- _Exercise task_
Return every record exactly as written.

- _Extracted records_
>>

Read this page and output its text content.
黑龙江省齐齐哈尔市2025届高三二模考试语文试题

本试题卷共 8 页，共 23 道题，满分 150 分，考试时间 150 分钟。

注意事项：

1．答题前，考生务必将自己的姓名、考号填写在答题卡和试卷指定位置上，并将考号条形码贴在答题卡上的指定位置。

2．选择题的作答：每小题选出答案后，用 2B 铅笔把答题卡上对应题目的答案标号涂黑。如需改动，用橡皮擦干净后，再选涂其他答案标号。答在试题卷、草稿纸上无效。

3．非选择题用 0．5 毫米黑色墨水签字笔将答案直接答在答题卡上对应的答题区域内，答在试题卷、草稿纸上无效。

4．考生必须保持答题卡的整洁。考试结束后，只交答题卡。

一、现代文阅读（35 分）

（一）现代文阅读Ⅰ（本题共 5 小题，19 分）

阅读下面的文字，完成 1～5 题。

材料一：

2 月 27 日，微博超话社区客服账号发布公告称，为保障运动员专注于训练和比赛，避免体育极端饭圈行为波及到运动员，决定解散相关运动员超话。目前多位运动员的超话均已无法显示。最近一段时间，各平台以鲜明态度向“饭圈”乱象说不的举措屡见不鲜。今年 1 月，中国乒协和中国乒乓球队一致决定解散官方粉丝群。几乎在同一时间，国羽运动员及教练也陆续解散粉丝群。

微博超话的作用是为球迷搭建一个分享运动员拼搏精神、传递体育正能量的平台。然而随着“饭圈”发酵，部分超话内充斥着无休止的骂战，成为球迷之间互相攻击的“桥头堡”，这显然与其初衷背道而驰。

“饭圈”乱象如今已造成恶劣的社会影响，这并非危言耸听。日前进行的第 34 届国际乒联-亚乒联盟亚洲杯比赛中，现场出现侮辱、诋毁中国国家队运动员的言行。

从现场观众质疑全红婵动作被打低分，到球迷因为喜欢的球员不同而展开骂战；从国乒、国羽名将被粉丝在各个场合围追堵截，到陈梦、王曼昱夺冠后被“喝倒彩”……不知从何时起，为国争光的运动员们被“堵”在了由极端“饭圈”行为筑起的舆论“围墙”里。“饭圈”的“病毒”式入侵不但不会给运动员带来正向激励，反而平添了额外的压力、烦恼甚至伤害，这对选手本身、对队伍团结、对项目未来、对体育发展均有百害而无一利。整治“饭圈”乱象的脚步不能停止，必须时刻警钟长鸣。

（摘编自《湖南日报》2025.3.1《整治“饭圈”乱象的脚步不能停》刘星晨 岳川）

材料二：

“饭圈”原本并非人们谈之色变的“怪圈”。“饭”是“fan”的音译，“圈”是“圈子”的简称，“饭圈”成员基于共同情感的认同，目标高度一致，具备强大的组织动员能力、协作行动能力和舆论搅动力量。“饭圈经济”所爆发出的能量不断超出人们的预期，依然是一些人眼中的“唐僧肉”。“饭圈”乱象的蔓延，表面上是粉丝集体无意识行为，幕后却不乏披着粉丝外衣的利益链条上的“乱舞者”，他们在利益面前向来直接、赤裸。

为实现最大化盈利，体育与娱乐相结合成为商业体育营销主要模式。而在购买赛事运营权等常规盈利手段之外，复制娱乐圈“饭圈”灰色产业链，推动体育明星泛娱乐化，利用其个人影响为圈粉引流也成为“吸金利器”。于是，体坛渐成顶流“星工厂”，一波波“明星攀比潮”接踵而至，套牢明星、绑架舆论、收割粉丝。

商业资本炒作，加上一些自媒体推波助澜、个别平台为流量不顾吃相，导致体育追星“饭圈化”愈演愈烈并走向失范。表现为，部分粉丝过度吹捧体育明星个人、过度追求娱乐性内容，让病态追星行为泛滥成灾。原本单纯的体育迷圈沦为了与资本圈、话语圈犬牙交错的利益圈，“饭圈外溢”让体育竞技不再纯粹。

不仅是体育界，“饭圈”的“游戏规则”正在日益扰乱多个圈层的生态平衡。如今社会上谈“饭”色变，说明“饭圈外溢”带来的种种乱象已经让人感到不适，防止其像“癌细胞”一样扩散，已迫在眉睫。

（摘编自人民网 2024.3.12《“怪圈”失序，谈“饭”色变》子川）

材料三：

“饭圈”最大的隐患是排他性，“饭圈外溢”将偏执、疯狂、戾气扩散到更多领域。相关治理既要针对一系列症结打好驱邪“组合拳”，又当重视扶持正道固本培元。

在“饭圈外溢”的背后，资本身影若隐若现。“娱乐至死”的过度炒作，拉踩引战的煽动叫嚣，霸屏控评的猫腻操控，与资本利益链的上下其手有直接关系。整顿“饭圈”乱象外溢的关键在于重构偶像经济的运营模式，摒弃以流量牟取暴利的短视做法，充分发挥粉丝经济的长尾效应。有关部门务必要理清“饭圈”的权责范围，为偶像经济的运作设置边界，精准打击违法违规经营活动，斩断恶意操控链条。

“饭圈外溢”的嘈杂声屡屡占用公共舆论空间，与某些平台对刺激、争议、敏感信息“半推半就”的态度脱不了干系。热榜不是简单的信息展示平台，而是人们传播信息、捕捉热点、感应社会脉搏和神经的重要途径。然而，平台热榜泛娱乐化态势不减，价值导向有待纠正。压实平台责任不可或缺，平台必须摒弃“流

<<

- _Solution for this problem_
Read this page and output its text content.
黑龙江省齐齐哈尔市2025届高三二模考试语文试题

本试题卷共 8 页，共 23 道题，满分 150 分，考试时间 150 分钟。

注意事项：

1．答题前，考生务必将自己的姓名、考号填写在答题卡和试卷指定位置上，并将考号条形码贴在答题卡上的指定位置。

2．选择题的作答：每小题选出答案后，用 2B 铅笔把答题卡上对应题目的答案标号涂黑。如需改动，用橡皮擦干净后，再选涂其他答案标号。答在试题卷、草稿纸上无效。

3．非选择题用 0．5 毫米黑色墨水签字笔将答案直接答在答题卡上对应的答题区域内，答在试题卷、草稿纸上无效。

4．考生必须保持答题卡的整洁。考试结束后，只交答题卡。

一、现代文阅读（35 分）

（一）现代文阅读Ⅰ（本题共 5 小题，19 分）

阅读下面的文字，完成 1～5 题。

材料一：

2 月 27 日，微博超话社区客服账号发布公告称，为保障运动员专注于训练和比赛，避免体育极端饭圈行为波及到运动员，决定解散相关运动员超话。目前多位运动员的超话均已无法显示。最近一段时间，各平台以鲜明态度向“饭圈”乱象说不的举措屡见不鲜。今年 1 月，中国乒协和中国乒乓球队一致决定解散官方粉丝群。几乎在同一时间，国羽运动员及教练也陆续解散粉丝群。

微博超话的作用是为球迷搭建一个分享运动员拼搏精神、传递体育正能量的平台。然而随着“饭圈”发酵，部分超话内充斥着无休止的骂战，成为球迷之间互相攻击的“桥头堡”，这显然与其初衷背道而驰。

“饭圈”乱象如今已造成恶劣的社会影响，这并非危言耸听。日前进行的第 34 届国际乒联-亚乒联盟亚洲杯比赛中，现场出现侮辱、诋毁中国国家队运动员的言行。

从现场观众质疑全红婵动作被打低分，到球迷因为喜欢的球员不同而展开骂战；从国乒、国羽名将被粉丝在各个场合围追堵截，到陈梦、王曼昱夺冠后被“喝倒彩”……不知从何时起，为国争光的运动员们被“堵”在了由极端“饭圈”行为筑起的舆论“围墙”里。“饭圈”的“病毒”式入侵不但不会给运动员带来正向激励，反而平添了额外的压力、烦恼甚至伤害，这对选手本身、对队伍团结、对项目未来、对体育发展均有百害而无一利。整治“饭圈”乱象的脚步不能停止，必须时刻警钟长鸣。

（摘编自《湖南日报》2025.3.1《整治“饭圈”乱象的脚步不能停》刘星晨 岳川）

材料二：

“饭圈”原本并非人们谈之色变的“怪圈”。“饭”是“fan”的音译，“圈”是“圈子”的简称，“饭圈”成员基于共同情感的认同，目标高度一致，具备强大的组织动员能力、协作行动能力和舆论搅动力量。“饭圈经济”所爆发出的能量不断超出人们的预期，依然是一些人眼中的“唐僧肉”。“饭圈”乱象的蔓延，表面上是粉丝集体无意识行为，幕后却不乏披着粉丝外衣的利益链条上的“乱舞者”，他们在利益面前向来直接、赤裸。

为实现最大化盈利，体育与娱乐相结合成为商业体育营销主要模式。而在购买赛事运营权等常规盈利手段之外，复制娱乐圈“饭圈”灰色产业链，推动体育明星泛娱乐化，利用其个人影响为圈粉引流也成为“吸金利器”。于是，体坛渐成顶流“星工厂”，一波波“明星攀比潮”接踵而至，套牢明星、绑架舆论、收割粉丝。

商业资本炒作，加上一些自媒体推波助澜、个别平台为流量不顾吃相，导致体育追星“饭圈化”愈演愈烈并走向失范。表现为，部分粉丝过度吹捧体育明星个人、过度追求娱乐性内容，让病态追星行为泛滥成灾。原本单纯的体育迷圈沦为了与资本圈、话语圈犬牙交错的利益圈，“饭圈外溢”让体育竞技不再纯粹。

不仅是体育界，“饭圈”的“游戏规则”正在日益扰乱多个圈层的生态平衡。如今社会上谈“饭”色变，说明“饭圈外溢”带来的种种乱象已经让人感到不适，防止其像“癌细胞”一样扩散，已迫在眉睫。

（摘编自人民网 2024.3.12《“怪圈”失序，谈“饭”色变》子川）

材料三：

“饭圈”最大的隐患是排他性，“饭圈外溢”将偏执、疯狂、戾气扩散到更多领域。相关治理既要针对一系列症结打好驱邪“组合拳”，又当重视扶持正道固本培元。

在“饭圈外溢”的背后，资本身影若隐若现。“娱乐至死”的过度炒作，拉踩引战的煽动叫嚣，霸屏控评的猫腻操控，与资本利益链的上下其手有直接关系。整顿“饭圈”乱象外溢的关键在于重构偶像经济的运营模式，摒弃以流量牟取暴利的短视做法，充分发挥粉丝经济的长尾效应。有关部门务必要理清“饭圈”的权责范围，为偶像经济的运作设置边界，精准打击违法违规经营活动，斩断恶意操控链条。

“饭圈外溢”的嘈杂声屡屡占用公共舆论空间，与某些平台对刺激、争议、敏感信息“半推半就”的态度脱不了干系。热榜不是简单的信息展示平台，而是人们传播信息、捕捉热点、感应社会脉搏和神经的重要途径。然而，平台热榜泛娱乐化态势不减，价值导向有待纠正。压实平台责任不可或缺，平台必须摒弃“流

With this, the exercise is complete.